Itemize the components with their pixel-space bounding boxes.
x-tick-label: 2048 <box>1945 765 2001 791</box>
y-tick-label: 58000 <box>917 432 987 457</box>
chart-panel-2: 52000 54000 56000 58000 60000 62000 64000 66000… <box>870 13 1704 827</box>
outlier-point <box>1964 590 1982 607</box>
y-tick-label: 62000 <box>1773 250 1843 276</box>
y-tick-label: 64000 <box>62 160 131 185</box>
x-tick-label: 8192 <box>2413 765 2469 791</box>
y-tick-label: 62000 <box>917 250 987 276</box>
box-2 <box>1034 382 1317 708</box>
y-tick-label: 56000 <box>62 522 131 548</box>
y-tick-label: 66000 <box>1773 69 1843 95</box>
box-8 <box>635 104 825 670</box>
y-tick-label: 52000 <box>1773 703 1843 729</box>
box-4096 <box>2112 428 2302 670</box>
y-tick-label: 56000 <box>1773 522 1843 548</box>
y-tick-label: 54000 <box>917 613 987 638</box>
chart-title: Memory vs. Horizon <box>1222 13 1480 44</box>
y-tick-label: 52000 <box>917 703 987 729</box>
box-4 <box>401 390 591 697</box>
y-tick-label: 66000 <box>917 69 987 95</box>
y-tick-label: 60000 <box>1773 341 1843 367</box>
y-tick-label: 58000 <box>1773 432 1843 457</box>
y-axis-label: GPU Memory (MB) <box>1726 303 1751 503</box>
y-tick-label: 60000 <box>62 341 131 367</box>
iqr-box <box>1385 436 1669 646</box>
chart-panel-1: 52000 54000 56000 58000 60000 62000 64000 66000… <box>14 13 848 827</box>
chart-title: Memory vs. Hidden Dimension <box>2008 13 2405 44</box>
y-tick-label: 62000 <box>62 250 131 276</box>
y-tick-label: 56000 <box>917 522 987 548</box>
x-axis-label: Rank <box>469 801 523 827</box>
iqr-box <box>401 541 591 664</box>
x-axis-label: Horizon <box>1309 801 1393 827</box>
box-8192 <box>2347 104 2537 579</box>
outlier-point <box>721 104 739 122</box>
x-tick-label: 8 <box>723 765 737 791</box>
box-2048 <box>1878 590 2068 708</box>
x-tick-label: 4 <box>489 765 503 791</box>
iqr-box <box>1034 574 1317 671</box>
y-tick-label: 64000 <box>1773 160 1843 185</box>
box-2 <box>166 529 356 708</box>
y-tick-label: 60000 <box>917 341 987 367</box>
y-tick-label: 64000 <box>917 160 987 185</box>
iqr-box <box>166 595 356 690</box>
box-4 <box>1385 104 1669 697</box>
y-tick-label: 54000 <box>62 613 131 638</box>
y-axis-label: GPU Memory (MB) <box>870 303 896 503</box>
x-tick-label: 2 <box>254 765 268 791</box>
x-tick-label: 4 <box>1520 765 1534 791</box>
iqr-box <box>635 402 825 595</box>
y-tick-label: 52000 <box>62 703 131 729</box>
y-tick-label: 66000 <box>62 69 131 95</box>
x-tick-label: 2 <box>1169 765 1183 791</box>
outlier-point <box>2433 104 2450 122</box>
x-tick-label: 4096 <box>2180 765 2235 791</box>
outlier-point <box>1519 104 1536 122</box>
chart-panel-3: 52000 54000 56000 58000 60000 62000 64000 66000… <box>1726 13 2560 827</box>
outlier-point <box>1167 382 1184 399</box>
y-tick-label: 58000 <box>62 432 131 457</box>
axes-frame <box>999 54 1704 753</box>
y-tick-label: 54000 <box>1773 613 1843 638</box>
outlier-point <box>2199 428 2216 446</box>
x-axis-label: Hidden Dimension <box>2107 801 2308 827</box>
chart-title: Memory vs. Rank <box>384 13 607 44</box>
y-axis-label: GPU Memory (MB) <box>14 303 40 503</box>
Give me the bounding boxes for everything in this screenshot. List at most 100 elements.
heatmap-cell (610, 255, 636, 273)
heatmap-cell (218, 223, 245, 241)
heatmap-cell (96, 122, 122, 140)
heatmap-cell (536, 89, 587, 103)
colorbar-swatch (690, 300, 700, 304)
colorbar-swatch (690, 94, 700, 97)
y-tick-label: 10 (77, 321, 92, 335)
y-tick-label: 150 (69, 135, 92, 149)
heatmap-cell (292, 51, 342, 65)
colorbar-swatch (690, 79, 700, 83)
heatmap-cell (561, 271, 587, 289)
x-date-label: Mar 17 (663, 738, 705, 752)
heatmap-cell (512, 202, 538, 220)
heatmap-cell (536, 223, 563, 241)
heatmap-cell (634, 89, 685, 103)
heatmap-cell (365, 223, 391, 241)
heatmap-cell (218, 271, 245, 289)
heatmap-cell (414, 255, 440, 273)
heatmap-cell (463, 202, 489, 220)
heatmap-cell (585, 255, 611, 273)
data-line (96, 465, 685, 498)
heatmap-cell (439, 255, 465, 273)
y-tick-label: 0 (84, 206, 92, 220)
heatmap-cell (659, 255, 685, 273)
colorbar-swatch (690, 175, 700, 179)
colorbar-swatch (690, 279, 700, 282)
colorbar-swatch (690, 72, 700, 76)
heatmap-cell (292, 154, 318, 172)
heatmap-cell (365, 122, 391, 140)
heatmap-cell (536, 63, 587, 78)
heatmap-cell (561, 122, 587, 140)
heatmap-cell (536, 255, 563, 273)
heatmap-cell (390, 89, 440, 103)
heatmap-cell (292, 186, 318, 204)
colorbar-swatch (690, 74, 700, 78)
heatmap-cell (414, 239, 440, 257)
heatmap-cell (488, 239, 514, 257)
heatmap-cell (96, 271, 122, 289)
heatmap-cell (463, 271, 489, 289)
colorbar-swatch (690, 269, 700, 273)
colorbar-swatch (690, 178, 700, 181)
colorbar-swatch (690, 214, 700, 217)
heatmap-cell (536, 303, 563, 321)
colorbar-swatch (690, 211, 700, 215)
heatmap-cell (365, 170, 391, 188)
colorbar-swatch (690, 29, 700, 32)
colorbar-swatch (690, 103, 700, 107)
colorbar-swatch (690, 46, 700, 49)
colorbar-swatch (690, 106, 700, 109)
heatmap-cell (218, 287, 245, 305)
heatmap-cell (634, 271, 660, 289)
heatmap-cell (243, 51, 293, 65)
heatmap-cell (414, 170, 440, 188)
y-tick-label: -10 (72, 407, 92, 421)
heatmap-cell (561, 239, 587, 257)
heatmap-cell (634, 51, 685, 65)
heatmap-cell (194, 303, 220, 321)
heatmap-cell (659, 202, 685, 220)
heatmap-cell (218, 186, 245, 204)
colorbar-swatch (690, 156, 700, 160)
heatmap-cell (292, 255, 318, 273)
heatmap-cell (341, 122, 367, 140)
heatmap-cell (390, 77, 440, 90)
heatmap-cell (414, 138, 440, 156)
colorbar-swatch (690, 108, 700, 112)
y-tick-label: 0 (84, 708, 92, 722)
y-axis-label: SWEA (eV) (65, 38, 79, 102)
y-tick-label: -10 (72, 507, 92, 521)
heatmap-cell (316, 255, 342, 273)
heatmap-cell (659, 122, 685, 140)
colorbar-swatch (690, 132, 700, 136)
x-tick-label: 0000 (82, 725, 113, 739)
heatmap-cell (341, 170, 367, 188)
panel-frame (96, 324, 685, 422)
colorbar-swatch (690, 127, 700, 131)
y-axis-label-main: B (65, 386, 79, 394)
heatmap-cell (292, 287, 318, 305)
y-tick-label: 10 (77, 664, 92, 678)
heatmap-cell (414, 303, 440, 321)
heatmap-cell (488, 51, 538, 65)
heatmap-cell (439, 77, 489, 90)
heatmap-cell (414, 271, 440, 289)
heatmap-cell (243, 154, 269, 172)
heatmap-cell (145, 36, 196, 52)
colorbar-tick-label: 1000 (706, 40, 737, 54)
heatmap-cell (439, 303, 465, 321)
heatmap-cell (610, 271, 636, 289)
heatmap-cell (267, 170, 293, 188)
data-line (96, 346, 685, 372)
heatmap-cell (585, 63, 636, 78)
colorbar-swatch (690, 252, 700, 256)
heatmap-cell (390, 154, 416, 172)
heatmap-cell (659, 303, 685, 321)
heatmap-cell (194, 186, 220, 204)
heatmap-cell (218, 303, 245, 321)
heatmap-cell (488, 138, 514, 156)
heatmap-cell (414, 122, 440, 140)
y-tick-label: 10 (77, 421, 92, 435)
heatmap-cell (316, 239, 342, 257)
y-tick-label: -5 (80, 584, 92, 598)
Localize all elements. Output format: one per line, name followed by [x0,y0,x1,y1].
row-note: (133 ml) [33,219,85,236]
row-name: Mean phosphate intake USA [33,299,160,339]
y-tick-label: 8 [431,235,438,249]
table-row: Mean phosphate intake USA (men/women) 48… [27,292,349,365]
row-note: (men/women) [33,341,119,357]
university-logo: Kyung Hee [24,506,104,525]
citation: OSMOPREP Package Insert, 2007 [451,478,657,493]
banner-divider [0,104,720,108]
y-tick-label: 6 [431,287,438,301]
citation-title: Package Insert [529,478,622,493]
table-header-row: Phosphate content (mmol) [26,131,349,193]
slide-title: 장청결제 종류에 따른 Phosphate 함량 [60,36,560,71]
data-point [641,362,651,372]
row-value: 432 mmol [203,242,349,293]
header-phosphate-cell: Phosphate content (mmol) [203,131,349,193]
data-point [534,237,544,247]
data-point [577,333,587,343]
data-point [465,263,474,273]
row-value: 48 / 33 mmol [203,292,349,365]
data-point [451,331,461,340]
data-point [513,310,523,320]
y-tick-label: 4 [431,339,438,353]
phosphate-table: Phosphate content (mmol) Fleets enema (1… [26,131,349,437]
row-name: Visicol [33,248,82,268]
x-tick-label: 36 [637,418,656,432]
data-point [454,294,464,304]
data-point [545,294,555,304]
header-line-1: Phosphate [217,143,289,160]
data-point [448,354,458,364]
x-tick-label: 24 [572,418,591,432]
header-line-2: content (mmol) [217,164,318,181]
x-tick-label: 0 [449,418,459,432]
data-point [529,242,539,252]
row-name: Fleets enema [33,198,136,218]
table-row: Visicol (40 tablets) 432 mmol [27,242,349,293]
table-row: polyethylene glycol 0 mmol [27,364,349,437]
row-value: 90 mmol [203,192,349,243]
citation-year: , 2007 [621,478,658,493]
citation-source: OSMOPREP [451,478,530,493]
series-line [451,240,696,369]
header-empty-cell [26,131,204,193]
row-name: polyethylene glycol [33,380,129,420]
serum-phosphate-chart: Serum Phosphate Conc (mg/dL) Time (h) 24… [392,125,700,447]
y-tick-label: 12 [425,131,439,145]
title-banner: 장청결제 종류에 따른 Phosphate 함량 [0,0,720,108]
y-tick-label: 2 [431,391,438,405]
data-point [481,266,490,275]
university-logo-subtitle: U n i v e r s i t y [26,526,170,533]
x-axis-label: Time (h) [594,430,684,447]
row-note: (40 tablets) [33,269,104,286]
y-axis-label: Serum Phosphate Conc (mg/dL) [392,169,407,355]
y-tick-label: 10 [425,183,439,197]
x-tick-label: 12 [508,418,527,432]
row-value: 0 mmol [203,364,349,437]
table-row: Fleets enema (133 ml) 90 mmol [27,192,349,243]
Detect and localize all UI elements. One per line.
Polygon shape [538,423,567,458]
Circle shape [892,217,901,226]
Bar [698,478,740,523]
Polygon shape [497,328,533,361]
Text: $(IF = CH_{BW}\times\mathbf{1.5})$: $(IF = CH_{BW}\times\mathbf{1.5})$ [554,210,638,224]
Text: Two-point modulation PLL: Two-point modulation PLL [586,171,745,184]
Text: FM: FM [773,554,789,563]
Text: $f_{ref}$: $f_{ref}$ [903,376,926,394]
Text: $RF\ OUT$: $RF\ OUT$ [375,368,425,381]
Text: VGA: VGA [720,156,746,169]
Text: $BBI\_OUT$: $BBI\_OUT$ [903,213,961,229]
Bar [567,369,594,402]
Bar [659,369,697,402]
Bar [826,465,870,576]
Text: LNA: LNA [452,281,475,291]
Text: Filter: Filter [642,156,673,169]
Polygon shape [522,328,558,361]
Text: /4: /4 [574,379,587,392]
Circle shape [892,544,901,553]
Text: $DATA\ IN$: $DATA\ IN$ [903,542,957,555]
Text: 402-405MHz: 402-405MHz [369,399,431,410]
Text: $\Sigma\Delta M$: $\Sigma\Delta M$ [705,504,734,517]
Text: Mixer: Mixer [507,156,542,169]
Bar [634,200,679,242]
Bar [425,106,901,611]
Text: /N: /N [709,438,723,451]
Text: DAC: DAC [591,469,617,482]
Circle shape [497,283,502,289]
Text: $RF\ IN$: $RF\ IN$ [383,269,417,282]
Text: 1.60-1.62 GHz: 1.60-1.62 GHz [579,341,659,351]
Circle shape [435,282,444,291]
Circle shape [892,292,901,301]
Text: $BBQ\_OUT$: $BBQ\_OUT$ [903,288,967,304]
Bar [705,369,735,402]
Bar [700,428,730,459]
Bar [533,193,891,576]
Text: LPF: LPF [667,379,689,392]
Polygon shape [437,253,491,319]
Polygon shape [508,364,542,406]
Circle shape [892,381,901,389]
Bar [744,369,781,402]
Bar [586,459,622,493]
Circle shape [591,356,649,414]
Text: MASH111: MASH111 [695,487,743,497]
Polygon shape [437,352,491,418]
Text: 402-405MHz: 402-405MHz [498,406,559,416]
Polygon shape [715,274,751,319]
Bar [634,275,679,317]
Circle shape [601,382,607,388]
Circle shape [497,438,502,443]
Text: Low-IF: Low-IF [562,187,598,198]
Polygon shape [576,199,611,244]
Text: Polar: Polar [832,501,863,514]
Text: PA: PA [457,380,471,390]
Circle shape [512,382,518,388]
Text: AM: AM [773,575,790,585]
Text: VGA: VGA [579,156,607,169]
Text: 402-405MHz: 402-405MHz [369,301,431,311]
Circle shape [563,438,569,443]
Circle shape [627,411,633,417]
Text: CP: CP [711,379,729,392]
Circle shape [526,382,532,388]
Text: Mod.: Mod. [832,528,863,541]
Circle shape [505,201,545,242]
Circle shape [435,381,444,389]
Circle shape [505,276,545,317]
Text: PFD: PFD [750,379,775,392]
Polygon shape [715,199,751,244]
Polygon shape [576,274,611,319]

REQUIREMENT >>
Repeat everything in the material from the start down to the line containing "y-tick-label: 62000 <box>917", including both ends.

WORKED SOLUTION >>
Itemize the components with their pixel-space bounding boxes.
x-tick-label: 2048 <box>1945 765 2001 791</box>
y-tick-label: 58000 <box>917 432 987 457</box>
chart-panel-2: 52000 54000 56000 58000 60000 62000 64000 66000… <box>870 13 1704 827</box>
outlier-point <box>1964 590 1982 607</box>
y-tick-label: 62000 <box>1773 250 1843 276</box>
y-tick-label: 64000 <box>62 160 131 185</box>
x-tick-label: 8192 <box>2413 765 2469 791</box>
y-tick-label: 62000 <box>917 250 987 276</box>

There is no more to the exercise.